╭─ Material

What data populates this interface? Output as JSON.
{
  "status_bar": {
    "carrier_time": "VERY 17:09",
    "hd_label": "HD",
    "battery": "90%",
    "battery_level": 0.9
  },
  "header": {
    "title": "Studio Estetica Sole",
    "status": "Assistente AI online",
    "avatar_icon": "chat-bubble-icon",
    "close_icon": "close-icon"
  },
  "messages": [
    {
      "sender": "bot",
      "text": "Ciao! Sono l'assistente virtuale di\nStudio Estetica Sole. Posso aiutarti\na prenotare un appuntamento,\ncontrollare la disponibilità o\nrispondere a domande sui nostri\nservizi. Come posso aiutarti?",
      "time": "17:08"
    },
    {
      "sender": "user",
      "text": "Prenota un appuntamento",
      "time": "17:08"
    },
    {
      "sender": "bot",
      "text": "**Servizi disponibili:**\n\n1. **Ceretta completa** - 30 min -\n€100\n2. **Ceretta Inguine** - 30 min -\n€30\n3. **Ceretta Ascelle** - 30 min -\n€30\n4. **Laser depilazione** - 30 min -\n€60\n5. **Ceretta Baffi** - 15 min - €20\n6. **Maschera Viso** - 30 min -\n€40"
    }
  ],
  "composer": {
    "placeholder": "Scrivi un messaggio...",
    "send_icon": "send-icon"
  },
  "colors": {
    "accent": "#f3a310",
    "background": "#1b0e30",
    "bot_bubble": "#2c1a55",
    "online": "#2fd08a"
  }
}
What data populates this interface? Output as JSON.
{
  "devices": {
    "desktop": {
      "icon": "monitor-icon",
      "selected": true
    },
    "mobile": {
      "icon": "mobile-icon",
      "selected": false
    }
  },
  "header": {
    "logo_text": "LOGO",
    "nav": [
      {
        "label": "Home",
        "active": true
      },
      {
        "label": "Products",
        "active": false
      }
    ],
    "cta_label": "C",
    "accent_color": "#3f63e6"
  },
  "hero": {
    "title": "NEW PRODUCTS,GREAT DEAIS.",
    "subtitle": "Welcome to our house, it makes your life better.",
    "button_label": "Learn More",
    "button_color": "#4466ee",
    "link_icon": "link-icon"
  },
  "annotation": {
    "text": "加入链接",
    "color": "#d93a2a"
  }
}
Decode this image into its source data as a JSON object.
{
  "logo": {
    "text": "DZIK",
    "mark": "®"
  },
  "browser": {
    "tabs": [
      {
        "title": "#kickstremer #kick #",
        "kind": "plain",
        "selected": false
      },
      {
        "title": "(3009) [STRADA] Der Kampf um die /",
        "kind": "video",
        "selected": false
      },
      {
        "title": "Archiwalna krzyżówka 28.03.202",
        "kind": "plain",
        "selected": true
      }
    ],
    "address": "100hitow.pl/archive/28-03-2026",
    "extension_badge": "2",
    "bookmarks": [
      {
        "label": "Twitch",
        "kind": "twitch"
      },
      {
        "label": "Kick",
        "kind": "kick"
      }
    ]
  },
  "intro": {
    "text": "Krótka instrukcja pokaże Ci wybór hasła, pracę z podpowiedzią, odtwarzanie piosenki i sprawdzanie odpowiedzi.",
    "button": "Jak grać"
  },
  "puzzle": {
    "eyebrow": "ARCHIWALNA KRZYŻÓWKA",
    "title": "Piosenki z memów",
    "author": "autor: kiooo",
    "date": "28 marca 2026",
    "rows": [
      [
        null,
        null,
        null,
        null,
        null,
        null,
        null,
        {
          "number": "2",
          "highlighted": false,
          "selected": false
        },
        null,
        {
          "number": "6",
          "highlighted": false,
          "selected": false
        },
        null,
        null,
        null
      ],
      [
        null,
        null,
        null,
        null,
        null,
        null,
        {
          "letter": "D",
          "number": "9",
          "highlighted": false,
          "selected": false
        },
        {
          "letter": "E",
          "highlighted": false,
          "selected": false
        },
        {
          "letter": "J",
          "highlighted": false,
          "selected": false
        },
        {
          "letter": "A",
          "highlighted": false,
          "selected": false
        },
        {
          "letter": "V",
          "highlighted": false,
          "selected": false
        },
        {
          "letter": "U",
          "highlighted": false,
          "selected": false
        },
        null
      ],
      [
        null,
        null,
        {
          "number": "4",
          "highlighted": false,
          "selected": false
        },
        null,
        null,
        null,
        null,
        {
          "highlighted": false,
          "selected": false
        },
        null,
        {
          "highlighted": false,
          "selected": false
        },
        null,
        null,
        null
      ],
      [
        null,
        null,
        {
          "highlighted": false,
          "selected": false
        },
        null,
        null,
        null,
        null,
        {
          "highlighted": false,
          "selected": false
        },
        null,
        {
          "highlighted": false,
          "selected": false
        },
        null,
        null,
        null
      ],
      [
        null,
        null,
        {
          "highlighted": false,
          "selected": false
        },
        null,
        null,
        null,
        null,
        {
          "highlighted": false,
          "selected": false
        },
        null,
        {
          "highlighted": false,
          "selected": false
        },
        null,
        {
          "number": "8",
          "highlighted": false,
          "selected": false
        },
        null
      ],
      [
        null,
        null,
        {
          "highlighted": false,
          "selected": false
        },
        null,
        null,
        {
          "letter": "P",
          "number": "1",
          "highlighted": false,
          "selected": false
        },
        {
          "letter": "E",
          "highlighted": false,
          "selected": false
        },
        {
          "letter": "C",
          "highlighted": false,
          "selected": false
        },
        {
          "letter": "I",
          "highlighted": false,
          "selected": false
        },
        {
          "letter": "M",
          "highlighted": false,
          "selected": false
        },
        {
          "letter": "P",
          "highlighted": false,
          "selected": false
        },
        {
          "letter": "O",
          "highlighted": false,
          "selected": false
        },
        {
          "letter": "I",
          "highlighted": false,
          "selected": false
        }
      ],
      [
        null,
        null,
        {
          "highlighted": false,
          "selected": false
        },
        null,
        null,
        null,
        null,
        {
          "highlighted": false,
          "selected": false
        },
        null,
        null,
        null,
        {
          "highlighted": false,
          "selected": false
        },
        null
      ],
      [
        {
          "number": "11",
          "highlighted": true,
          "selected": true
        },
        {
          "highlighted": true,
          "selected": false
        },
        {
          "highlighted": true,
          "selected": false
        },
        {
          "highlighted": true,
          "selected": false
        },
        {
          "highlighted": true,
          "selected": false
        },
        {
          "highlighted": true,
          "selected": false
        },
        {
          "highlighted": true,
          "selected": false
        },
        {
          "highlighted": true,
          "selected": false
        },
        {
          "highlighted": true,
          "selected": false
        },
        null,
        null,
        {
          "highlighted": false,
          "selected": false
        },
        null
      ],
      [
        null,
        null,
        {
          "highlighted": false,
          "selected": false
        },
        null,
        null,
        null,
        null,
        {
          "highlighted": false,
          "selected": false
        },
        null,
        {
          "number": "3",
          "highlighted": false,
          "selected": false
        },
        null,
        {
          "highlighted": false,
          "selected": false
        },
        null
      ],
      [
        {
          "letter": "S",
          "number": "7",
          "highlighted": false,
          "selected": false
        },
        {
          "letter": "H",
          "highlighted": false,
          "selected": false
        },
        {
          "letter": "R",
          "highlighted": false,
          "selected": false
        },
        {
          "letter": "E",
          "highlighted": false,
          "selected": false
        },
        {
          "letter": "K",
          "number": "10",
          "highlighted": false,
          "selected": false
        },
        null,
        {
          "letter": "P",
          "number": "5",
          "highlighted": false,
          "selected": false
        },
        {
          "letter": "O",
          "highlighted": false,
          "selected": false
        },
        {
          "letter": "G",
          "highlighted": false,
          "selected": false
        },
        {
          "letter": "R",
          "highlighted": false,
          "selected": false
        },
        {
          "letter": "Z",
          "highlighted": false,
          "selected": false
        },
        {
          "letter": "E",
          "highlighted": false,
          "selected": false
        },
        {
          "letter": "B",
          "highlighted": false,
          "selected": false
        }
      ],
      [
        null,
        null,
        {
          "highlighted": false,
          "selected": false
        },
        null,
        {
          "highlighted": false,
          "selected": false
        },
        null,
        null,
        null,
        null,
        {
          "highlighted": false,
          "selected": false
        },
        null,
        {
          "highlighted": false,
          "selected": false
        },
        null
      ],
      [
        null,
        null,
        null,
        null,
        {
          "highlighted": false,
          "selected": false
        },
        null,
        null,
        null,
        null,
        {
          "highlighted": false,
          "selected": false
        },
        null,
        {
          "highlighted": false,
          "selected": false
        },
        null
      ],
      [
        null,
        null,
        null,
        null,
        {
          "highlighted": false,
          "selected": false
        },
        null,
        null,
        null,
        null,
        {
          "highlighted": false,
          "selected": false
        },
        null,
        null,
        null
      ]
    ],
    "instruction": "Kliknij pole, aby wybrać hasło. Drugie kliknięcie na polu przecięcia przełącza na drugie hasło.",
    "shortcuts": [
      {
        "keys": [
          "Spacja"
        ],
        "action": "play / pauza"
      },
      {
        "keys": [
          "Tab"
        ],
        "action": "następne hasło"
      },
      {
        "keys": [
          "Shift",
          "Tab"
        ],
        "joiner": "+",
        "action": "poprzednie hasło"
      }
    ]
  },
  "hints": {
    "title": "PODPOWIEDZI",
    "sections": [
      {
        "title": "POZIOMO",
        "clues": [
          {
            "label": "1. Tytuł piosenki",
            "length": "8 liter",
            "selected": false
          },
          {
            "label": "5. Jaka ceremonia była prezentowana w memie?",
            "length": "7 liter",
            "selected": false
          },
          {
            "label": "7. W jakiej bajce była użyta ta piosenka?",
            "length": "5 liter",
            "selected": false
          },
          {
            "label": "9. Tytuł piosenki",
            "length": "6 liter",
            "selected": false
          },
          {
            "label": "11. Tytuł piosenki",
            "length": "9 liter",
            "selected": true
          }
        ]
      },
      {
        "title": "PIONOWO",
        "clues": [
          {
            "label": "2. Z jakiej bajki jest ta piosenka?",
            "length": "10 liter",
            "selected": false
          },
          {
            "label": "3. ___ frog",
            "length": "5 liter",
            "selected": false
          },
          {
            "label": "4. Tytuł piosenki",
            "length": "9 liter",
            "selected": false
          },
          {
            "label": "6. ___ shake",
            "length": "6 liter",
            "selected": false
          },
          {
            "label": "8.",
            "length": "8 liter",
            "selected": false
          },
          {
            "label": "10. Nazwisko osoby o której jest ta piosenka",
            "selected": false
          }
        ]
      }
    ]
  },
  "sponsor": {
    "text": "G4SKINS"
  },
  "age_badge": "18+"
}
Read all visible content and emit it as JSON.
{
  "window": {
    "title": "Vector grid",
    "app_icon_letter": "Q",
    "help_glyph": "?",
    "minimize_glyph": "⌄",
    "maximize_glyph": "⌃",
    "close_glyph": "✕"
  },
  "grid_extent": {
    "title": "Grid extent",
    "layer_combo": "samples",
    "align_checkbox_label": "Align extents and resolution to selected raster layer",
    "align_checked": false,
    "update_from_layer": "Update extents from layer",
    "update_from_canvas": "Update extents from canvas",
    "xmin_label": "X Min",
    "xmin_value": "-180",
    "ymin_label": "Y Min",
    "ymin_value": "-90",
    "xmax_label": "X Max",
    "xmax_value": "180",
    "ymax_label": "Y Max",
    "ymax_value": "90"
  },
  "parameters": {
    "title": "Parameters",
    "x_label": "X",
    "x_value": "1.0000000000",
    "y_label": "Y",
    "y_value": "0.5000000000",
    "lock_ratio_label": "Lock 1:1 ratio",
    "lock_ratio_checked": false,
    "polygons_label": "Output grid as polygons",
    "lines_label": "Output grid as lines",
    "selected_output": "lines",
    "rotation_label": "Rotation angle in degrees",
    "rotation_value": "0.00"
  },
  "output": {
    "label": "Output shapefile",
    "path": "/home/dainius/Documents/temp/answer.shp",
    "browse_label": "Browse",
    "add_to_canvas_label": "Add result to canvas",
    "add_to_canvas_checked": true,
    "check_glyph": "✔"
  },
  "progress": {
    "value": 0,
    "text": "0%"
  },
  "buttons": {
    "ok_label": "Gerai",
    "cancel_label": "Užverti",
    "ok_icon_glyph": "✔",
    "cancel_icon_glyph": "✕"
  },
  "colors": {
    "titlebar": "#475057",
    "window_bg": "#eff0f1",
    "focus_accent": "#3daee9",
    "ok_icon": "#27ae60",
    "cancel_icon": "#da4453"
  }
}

╰─

### Given problem
Show all lines in the entries above where the string "hasło" appears.

### Exercise output
    "instruction": "Kliknij pole, aby wybrać hasło. Drugie kliknięcie na polu przecięcia przełącza na drugie hasło.",
        "action": "następne hasło"
        "action": "poprzednie hasło"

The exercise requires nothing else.